* **Goal**:
Below is a block of records. Copy every line in it that contains the word "static".

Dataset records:
━━━━━━━━━━━━━━━━━━━━
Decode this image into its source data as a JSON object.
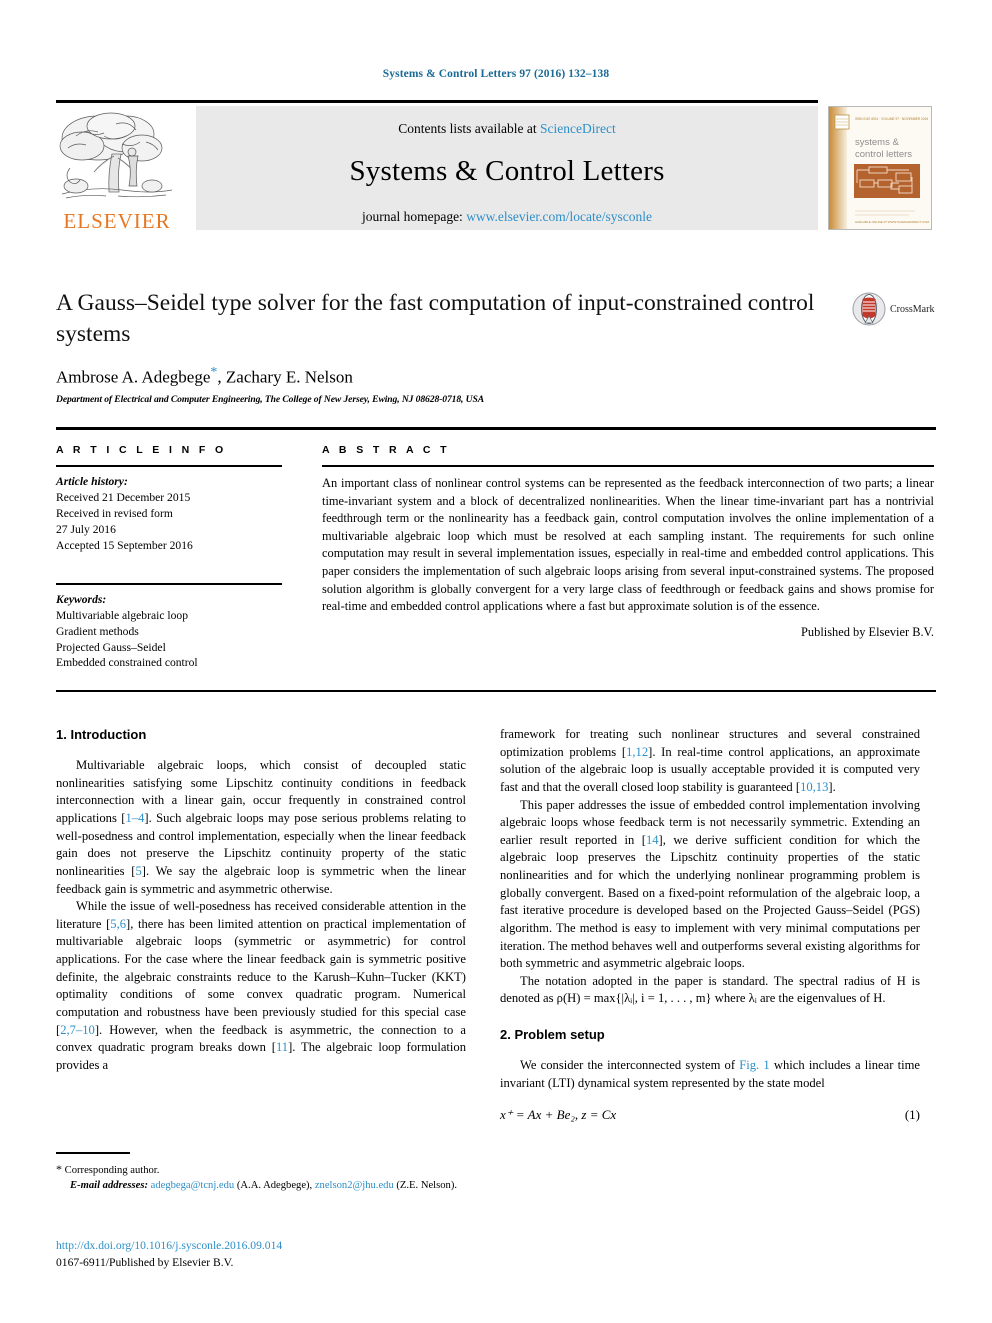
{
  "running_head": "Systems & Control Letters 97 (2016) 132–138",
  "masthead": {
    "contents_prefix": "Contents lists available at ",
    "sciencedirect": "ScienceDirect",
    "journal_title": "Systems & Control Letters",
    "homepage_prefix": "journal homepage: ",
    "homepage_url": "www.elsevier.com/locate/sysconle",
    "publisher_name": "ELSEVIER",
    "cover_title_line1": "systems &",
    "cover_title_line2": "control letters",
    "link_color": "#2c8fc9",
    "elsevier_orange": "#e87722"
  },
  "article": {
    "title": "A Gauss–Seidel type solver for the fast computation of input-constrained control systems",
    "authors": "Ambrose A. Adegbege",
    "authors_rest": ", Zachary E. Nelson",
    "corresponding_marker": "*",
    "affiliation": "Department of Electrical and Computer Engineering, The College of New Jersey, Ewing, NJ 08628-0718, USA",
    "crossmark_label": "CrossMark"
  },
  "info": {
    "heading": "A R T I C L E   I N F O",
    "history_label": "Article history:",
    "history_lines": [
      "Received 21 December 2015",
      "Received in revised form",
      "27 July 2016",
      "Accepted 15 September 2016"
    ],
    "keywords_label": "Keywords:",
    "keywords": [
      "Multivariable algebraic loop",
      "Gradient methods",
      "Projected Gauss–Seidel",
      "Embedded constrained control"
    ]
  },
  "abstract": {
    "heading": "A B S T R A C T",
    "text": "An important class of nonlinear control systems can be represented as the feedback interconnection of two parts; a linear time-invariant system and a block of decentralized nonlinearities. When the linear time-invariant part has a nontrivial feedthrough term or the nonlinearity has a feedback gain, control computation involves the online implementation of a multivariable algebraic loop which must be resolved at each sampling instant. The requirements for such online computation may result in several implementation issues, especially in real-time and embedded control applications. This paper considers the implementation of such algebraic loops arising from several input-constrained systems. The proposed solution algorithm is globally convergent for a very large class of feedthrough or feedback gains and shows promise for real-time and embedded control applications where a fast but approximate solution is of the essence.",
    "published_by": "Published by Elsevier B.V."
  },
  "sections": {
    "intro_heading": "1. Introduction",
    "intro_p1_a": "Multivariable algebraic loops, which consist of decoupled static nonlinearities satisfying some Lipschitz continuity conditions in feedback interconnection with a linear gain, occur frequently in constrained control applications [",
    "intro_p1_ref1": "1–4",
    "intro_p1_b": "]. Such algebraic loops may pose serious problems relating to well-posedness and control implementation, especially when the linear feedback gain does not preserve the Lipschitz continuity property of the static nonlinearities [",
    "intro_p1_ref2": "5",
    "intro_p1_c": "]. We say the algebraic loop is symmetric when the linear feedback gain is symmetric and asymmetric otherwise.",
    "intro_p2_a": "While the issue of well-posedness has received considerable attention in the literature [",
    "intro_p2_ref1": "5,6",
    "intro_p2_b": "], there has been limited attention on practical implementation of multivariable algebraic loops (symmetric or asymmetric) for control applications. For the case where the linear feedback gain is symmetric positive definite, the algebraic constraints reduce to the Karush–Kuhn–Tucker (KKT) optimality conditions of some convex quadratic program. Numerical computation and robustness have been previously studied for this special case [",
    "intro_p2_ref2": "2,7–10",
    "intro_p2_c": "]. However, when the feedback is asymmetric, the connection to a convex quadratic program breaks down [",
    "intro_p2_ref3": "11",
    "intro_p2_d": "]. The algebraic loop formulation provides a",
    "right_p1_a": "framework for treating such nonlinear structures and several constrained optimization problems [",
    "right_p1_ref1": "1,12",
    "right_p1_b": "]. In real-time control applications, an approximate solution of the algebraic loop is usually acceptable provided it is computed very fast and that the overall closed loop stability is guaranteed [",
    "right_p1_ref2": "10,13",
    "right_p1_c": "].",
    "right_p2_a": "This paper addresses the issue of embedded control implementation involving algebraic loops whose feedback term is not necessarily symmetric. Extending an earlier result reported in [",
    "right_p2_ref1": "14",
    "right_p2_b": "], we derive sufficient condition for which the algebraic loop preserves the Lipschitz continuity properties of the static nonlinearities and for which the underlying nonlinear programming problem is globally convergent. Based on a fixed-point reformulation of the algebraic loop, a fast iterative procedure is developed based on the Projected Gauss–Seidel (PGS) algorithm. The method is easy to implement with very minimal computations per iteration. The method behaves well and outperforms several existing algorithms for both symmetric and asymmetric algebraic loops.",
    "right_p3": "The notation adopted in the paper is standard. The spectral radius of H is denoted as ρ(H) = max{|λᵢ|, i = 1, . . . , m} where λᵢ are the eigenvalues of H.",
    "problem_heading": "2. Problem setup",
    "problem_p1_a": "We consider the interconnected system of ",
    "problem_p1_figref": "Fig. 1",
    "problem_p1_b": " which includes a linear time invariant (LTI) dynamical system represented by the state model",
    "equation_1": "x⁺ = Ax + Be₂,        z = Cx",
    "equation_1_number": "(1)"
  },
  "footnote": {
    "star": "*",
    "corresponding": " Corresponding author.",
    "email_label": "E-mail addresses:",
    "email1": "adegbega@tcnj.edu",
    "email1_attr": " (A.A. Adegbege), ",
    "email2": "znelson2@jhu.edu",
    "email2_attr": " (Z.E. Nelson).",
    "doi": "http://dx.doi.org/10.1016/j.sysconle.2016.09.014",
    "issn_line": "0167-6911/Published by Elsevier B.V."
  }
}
━━━━━━━━━━━━━━━━━━━━
* **Solution to this task**:
    "intro_p1_a": "Multivariable algebraic loops, which consist of decoupled static nonlinearities satisfying some Lipschitz continuity conditions in feedback interconnection with a linear gain, occur frequently in constrained control applications [",
    "intro_p1_b": "]. Such algebraic loops may pose serious problems relating to well-posedness and control implementation, especially when the linear feedback gain does not preserve the Lipschitz continuity property of the static nonlinearities [",
    "right_p2_b": "], we derive sufficient condition for which the algebraic loop preserves the Lipschitz continuity properties of the static nonlinearities and for which the underlying nonlinear programming problem is globally convergent. Based on a fixed-point reformulation of the algebraic loop, a fast iterative procedure is developed based on the Projected Gauss–Seidel (PGS) algorithm. The method is easy to implement with very minimal computations per iteration. The method behaves well and outperforms several existing algorithms for both symmetric and asymmetric algebraic loops.",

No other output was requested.